Where the word "quite" occurs in a line of the data, return the whole line.

Records of document pages and text
------------------------------------------------------------
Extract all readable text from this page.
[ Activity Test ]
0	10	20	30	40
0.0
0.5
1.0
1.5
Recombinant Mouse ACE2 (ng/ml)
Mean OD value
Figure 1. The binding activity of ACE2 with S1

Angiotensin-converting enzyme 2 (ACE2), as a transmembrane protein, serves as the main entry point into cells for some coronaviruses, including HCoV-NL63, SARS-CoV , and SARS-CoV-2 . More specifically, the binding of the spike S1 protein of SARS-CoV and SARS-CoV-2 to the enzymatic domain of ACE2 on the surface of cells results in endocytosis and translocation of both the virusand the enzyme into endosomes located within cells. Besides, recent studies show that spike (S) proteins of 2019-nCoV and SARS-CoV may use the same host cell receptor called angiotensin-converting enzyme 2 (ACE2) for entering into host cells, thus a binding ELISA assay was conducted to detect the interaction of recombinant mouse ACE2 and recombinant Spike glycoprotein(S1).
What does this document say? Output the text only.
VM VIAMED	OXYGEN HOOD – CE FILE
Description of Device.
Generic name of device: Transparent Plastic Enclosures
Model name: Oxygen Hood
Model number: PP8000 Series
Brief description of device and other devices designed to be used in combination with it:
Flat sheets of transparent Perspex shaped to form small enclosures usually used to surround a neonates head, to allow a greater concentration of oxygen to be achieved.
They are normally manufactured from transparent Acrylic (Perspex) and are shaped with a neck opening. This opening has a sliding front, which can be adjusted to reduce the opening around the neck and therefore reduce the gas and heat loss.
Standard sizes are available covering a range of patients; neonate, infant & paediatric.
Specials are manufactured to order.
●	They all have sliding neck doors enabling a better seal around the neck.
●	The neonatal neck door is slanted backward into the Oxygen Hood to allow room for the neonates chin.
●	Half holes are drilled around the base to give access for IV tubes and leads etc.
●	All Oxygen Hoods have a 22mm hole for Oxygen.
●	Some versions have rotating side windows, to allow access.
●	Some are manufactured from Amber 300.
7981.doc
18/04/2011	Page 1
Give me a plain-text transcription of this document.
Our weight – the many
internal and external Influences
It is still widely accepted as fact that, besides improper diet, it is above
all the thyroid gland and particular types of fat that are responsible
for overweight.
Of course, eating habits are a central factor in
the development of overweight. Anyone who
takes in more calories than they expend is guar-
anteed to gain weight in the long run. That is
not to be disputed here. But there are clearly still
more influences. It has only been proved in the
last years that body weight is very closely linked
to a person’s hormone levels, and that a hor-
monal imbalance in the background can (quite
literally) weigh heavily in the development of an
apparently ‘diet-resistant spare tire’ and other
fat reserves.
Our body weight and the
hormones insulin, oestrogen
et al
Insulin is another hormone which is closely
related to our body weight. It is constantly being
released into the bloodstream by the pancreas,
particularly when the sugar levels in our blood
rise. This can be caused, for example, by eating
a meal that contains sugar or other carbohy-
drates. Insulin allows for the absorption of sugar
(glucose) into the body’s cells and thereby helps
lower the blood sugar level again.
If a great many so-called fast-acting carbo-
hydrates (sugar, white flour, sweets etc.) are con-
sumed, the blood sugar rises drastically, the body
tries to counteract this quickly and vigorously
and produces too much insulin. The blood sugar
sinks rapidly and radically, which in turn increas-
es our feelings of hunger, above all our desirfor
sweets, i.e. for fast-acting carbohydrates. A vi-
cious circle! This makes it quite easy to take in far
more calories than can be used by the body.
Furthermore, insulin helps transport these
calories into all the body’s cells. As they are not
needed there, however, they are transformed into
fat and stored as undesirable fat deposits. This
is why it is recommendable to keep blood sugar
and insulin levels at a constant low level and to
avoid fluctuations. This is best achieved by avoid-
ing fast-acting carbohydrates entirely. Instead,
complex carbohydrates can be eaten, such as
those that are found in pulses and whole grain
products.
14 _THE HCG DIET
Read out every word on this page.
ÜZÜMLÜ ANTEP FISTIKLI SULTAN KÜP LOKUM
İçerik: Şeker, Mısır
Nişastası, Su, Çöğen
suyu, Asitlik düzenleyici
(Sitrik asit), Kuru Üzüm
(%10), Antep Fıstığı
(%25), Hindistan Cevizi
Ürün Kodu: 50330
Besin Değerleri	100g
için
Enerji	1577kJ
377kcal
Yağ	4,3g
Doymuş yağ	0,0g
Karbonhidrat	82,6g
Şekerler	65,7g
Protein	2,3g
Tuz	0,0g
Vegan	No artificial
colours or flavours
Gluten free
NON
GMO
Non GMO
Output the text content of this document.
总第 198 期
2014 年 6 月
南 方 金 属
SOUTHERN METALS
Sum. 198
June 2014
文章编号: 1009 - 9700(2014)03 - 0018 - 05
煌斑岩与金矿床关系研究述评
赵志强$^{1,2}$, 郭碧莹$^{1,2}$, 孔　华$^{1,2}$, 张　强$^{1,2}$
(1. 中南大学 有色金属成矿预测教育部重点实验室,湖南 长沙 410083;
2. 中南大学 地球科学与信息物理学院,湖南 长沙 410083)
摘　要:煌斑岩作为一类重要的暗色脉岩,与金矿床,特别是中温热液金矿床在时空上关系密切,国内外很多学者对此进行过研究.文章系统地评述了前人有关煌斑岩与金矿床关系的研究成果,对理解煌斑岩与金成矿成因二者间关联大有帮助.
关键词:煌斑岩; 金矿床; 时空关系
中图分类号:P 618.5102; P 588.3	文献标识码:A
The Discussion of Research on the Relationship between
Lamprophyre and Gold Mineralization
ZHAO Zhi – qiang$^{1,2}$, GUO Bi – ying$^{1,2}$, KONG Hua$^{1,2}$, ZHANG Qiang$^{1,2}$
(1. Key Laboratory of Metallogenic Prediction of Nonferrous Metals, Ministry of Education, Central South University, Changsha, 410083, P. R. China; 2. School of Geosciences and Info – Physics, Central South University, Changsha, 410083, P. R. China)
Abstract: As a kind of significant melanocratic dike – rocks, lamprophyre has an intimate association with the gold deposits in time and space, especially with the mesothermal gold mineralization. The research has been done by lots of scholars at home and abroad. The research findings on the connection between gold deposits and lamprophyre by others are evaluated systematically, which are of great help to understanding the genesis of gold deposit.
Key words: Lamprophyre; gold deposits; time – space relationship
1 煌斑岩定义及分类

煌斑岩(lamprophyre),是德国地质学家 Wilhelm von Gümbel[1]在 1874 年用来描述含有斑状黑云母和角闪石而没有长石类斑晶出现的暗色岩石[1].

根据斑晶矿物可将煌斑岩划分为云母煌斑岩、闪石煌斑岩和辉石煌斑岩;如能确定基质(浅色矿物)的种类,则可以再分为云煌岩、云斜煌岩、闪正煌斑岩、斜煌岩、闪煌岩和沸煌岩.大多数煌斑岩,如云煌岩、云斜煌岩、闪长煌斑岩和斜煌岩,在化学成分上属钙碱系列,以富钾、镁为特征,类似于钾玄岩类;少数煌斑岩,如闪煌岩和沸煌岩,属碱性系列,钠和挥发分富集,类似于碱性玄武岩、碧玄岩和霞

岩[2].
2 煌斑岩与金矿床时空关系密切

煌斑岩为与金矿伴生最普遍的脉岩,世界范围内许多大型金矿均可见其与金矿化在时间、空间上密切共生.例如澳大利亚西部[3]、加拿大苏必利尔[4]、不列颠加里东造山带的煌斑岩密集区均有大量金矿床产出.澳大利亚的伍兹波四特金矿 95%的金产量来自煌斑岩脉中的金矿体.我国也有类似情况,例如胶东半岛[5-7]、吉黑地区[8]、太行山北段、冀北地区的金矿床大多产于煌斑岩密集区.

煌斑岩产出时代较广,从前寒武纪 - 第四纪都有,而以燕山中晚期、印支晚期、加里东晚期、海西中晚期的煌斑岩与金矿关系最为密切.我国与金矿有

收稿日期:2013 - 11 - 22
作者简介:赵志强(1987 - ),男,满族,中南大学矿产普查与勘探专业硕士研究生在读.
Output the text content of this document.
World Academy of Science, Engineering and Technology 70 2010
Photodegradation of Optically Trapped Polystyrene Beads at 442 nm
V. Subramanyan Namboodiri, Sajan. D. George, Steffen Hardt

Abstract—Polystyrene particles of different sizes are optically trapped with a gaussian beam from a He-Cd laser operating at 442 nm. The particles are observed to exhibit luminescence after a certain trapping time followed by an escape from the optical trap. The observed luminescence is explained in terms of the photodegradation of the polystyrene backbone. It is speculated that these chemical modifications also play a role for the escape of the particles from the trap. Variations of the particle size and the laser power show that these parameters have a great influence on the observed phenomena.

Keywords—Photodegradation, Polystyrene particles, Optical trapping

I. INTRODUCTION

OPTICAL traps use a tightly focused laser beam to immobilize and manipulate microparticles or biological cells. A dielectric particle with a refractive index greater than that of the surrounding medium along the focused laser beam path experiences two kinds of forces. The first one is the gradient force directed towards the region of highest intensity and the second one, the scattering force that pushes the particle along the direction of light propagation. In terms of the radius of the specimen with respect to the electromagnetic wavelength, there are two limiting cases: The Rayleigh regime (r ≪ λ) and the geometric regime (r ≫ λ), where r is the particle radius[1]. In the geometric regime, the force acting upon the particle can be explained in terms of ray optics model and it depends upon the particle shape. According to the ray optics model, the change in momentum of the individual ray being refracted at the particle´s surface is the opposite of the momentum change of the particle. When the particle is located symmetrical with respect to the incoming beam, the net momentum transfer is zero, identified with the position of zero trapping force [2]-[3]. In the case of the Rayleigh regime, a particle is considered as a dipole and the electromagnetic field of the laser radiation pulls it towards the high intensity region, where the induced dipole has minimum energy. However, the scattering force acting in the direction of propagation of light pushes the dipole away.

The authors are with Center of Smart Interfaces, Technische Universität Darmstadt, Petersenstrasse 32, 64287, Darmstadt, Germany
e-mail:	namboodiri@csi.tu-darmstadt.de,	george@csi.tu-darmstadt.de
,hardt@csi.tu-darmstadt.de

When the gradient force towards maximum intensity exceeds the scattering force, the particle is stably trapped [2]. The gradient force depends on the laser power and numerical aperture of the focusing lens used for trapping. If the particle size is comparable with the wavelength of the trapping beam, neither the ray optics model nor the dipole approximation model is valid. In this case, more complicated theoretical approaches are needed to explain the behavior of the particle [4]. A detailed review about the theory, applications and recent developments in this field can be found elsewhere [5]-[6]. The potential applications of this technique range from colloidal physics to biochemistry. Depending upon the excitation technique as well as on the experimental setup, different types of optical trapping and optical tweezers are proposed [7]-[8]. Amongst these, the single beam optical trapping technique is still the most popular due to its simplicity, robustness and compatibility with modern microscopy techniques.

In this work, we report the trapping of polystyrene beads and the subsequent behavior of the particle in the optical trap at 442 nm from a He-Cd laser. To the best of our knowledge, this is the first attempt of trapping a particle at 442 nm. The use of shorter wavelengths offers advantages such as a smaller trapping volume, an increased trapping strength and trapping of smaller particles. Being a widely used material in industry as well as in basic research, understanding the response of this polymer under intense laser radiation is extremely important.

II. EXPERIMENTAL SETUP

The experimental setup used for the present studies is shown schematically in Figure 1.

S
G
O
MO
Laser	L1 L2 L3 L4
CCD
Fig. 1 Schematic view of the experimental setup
------------------------------------------------------------
:: Written response ::
monal imbalance in the background can (quite
cious circle! This makes it quite easy to take in far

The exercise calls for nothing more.